> _Stated exercise_
Counting only lines that hold "среза", give the total and nothing more.

> _Dataset records_

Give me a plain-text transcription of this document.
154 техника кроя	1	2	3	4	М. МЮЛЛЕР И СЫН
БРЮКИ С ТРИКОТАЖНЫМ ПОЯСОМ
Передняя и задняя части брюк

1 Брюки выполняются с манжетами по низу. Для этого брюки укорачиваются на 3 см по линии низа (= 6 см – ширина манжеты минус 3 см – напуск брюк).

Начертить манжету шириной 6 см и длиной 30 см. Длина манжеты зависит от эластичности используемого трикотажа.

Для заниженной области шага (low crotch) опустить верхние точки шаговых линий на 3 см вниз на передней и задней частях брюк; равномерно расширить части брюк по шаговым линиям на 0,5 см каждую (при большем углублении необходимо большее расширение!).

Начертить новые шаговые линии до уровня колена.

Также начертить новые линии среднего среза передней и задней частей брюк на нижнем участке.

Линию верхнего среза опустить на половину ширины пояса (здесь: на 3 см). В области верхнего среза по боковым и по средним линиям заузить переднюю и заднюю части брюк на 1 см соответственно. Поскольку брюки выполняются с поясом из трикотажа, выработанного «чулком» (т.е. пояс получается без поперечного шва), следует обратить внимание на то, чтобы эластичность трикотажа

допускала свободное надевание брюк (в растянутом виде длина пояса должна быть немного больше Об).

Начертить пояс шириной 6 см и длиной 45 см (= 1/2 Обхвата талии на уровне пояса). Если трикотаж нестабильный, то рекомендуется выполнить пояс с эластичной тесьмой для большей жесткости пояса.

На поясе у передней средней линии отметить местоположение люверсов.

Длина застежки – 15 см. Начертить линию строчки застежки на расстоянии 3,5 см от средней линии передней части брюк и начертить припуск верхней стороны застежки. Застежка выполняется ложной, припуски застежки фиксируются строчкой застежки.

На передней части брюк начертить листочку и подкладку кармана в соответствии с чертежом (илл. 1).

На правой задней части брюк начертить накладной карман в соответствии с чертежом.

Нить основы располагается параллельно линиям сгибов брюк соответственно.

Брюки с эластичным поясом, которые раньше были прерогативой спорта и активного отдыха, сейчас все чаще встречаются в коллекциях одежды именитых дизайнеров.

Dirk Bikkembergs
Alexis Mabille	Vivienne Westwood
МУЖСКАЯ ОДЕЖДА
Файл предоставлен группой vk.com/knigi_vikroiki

> _Answer to the task_
2